● **Task description**:
Pull out each line of the records holding the string "color".

● **Given data**:

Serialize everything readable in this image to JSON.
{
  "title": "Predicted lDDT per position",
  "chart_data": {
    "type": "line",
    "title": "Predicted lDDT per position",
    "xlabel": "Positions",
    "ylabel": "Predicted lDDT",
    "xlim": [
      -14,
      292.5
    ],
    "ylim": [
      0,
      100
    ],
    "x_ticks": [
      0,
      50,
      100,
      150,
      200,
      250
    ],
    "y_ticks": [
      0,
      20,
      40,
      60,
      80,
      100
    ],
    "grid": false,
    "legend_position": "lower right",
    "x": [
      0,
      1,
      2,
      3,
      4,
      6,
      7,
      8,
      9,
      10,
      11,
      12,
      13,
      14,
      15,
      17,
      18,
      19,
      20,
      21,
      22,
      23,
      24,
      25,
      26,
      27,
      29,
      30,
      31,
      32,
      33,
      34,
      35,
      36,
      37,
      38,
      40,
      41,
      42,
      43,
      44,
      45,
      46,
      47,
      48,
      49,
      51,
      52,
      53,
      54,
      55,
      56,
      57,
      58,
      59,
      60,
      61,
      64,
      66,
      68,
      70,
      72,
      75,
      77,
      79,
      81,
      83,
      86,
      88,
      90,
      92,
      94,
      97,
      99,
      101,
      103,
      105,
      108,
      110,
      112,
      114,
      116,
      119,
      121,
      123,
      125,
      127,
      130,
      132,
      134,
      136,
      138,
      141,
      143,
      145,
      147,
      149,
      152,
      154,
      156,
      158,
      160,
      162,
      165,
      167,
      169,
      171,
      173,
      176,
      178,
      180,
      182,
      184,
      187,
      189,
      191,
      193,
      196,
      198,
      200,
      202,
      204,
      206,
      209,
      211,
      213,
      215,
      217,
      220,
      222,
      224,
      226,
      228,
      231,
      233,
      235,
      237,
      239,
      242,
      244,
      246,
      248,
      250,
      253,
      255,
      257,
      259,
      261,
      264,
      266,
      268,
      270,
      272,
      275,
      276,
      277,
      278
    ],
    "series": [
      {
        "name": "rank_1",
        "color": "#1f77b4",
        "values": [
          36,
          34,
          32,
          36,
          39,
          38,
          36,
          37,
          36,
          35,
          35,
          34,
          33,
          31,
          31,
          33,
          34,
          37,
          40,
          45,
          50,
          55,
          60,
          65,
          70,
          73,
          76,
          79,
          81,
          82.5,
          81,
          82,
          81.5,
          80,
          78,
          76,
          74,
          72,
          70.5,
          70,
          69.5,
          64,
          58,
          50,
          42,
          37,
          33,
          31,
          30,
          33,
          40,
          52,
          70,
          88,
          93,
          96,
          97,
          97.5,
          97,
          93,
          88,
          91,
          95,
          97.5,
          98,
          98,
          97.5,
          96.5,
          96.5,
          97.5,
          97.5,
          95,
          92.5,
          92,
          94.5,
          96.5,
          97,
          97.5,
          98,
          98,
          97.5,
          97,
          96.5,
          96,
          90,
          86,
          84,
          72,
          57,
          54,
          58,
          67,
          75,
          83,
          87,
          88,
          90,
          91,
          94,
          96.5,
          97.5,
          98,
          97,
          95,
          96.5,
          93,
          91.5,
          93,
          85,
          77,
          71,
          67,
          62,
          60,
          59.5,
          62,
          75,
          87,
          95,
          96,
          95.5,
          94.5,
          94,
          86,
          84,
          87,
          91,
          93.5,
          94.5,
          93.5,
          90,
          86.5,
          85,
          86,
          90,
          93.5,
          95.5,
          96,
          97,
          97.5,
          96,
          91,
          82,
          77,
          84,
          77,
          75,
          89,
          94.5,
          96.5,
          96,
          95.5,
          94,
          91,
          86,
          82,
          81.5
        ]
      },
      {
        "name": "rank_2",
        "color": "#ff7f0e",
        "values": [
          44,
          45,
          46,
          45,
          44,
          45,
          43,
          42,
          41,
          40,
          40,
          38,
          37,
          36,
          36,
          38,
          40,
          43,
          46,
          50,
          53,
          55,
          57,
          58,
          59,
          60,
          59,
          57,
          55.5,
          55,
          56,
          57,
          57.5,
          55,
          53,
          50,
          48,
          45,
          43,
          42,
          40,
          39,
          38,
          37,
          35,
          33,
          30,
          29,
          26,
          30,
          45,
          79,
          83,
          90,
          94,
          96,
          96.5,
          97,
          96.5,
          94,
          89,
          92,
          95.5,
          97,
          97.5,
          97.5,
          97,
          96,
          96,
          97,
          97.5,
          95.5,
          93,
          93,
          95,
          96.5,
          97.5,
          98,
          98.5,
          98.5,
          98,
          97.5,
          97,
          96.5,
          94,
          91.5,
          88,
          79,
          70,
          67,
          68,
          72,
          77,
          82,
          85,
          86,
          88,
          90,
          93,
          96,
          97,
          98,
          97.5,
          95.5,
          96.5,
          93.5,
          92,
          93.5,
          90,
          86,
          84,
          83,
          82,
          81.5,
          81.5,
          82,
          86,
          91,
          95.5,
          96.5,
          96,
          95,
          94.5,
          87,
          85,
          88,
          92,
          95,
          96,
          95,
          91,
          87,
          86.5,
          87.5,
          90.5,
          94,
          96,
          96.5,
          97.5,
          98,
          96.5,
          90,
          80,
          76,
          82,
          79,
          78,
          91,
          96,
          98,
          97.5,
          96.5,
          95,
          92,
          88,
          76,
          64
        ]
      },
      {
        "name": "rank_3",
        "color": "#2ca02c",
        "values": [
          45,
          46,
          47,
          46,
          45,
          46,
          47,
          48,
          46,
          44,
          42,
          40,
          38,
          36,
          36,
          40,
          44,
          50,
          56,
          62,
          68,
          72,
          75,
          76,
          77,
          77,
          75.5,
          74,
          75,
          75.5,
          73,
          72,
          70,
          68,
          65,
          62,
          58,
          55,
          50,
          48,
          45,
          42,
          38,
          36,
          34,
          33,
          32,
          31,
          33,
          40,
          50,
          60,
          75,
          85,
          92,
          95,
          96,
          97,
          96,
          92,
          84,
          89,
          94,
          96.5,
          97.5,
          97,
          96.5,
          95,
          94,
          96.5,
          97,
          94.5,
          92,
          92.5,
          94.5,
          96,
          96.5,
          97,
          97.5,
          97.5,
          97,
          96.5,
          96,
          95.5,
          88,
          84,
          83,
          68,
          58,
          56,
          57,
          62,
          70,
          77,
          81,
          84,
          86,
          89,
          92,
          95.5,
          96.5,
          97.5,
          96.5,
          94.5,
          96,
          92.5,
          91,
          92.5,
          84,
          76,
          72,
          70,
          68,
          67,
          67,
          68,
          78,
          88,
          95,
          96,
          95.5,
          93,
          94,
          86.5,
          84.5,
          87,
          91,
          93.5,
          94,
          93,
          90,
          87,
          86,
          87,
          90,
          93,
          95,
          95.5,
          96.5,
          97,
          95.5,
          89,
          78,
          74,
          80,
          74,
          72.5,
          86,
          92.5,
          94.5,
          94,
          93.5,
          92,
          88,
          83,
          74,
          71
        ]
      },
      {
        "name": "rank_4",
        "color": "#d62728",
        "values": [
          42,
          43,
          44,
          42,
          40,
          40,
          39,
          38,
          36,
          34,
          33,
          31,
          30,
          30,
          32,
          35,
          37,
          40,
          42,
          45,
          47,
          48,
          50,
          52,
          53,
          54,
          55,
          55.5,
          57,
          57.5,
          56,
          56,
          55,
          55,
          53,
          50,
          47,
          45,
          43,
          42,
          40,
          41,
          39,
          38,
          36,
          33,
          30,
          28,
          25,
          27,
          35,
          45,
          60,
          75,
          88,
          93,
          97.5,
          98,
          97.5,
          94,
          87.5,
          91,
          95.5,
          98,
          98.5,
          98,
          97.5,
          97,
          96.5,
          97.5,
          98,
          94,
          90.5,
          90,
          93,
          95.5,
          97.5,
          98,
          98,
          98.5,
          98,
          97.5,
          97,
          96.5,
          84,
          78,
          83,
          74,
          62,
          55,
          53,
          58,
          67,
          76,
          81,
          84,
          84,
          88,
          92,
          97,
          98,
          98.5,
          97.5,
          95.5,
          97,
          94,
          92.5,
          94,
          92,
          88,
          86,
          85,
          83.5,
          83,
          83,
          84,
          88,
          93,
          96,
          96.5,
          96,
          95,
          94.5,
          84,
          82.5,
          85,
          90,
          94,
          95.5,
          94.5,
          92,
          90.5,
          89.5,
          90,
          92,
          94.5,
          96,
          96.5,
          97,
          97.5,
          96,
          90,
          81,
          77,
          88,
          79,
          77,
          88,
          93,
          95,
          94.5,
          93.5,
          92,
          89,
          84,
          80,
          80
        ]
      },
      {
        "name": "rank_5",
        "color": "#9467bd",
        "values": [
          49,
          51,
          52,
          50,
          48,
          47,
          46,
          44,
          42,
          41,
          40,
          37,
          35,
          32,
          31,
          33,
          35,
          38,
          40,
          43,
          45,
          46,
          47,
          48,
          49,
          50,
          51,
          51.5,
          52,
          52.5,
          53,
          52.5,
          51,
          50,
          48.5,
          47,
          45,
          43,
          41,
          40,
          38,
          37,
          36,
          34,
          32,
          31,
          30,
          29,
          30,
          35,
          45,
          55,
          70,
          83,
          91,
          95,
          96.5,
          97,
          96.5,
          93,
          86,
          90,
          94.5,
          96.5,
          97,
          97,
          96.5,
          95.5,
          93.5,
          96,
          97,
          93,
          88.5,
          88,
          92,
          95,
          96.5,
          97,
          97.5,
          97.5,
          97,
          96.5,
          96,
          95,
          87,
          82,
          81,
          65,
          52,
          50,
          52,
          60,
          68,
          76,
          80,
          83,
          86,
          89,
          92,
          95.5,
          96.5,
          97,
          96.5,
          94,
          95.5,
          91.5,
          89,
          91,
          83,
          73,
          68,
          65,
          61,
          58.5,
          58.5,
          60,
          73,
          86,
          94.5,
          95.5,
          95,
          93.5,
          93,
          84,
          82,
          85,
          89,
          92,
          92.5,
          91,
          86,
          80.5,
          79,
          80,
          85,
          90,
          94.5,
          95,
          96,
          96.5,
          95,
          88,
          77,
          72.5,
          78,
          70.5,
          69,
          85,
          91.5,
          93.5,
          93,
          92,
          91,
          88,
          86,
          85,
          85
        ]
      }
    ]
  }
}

● **Response to the exercise**:
        "color": "#1f77b4",
        "color": "#ff7f0e",
        "color": "#2ca02c",
        "color": "#d62728",
        "color": "#9467bd",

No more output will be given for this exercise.